--- EXCERPTED RECORDS ---

○ ○ ○ ○

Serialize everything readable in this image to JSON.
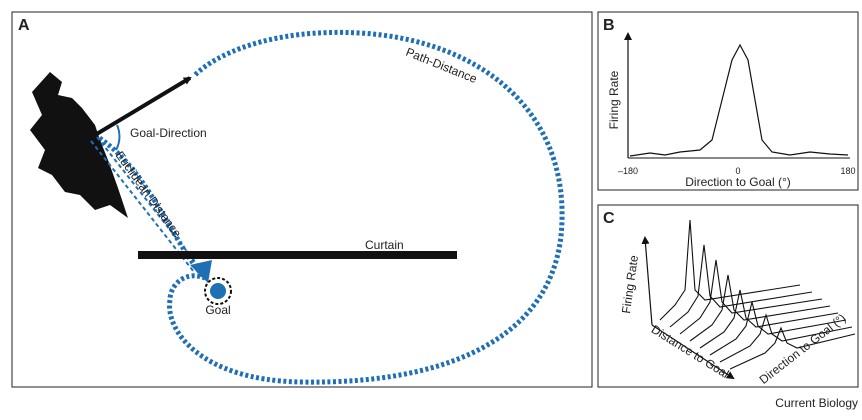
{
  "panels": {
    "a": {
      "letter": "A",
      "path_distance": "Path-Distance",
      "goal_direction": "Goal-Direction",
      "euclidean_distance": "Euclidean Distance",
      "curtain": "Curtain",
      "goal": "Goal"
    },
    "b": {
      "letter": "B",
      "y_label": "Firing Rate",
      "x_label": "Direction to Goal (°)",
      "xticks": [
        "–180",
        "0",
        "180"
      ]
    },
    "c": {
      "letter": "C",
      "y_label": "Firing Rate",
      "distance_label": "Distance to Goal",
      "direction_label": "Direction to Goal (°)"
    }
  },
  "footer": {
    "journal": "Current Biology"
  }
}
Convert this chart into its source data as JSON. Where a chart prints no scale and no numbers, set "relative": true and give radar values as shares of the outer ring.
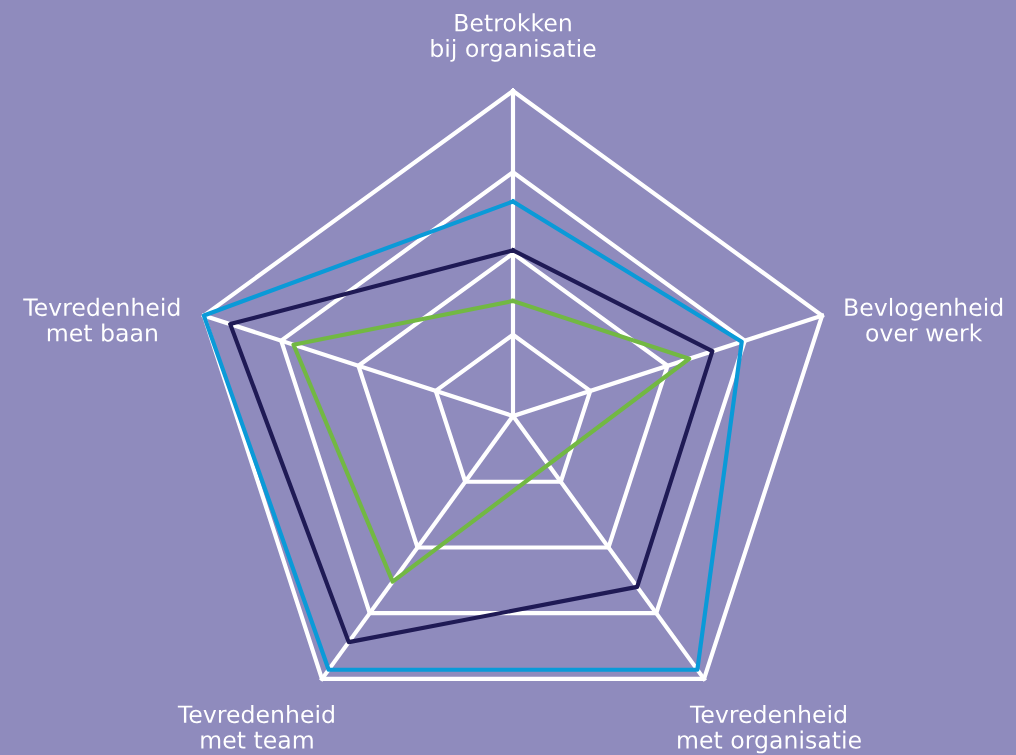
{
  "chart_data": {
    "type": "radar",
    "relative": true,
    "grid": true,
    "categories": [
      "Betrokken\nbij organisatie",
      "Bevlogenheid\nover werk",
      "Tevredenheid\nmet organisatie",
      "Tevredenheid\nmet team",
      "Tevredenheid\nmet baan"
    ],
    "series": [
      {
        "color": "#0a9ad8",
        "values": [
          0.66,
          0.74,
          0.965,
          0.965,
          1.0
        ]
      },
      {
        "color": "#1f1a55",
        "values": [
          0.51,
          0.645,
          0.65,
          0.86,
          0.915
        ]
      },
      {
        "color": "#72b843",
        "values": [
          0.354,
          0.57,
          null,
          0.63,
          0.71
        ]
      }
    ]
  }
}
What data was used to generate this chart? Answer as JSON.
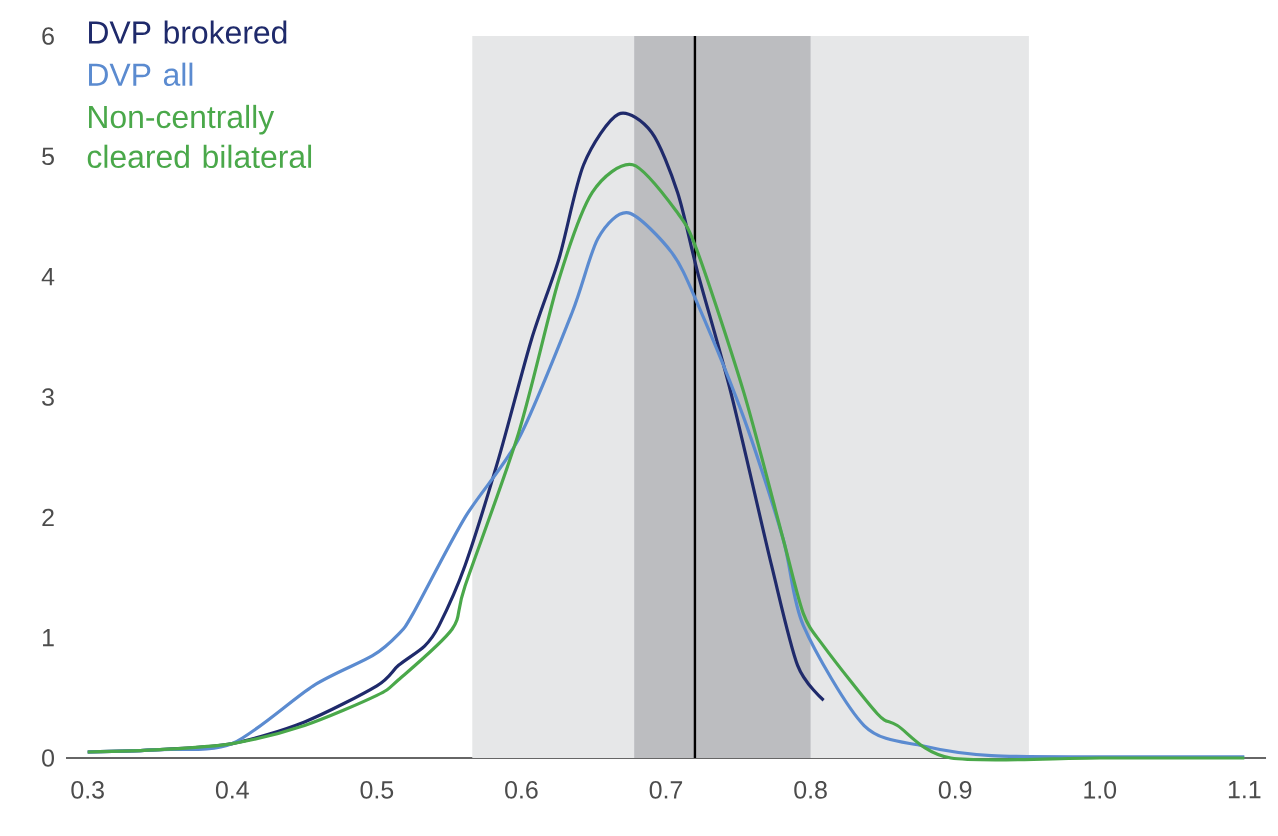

○ ○ ○ ○

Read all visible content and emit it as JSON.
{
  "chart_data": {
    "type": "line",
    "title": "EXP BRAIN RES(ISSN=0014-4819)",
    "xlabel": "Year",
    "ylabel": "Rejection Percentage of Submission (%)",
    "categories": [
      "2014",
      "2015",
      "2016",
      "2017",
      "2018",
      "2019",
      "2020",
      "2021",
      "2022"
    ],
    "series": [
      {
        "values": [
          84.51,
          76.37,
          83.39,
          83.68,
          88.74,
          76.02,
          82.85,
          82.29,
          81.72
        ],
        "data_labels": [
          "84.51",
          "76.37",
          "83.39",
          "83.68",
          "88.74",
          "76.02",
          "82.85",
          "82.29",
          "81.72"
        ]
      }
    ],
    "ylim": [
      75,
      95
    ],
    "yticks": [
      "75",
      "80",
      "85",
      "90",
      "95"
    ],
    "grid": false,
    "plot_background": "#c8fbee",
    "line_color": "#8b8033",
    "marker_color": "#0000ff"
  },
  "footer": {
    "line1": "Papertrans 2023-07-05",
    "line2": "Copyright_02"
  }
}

○ ○ ○ ○

--- EXERCISE DESCRIPTION ---
Give again the lines from "Serialize everything readable" to "What data was" exactly, both of those lines included, and do not include any pictures.

--- THE COMPLETED TASK ---
Serialize everything readable in this image to JSON.
{
  "panels": {
    "a": {
      "letter": "A",
      "path_distance": "Path-Distance",
      "goal_direction": "Goal-Direction",
      "euclidean_distance": "Euclidean Distance",
      "curtain": "Curtain",
      "goal": "Goal"
    },
    "b": {
      "letter": "B",
      "y_label": "Firing Rate",
      "x_label": "Direction to Goal (°)",
      "xticks": [
        "–180",
        "0",
        "180"
      ]
    },
    "c": {
      "letter": "C",
      "y_label": "Firing Rate",
      "distance_label": "Distance to Goal",
      "direction_label": "Direction to Goal (°)"
    }
  },
  "footer": {
    "journal": "Current Biology"
  }
}
Convert this chart into its source data as JSON. Where a chart prints no scale and no numbers, set "relative": true and give radar values as shares of the outer ring.
{
  "chart_data": {
    "type": "radar",
    "relative": true,
    "grid": true,
    "categories": [
      "Betrokken\nbij organisatie",
      "Bevlogenheid\nover werk",
      "Tevredenheid\nmet organisatie",
      "Tevredenheid\nmet team",
      "Tevredenheid\nmet baan"
    ],
    "series": [
      {
        "color": "#0a9ad8",
        "values": [
          0.66,
          0.74,
          0.965,
          0.965,
          1.0
        ]
      },
      {
        "color": "#1f1a55",
        "values": [
          0.51,
          0.645,
          0.65,
          0.86,
          0.915
        ]
      },
      {
        "color": "#72b843",
        "values": [
          0.354,
          0.57,
          null,
          0.63,
          0.71
        ]
      }
    ]
  }
}
What data was used to generate this chart? Answer as JSON.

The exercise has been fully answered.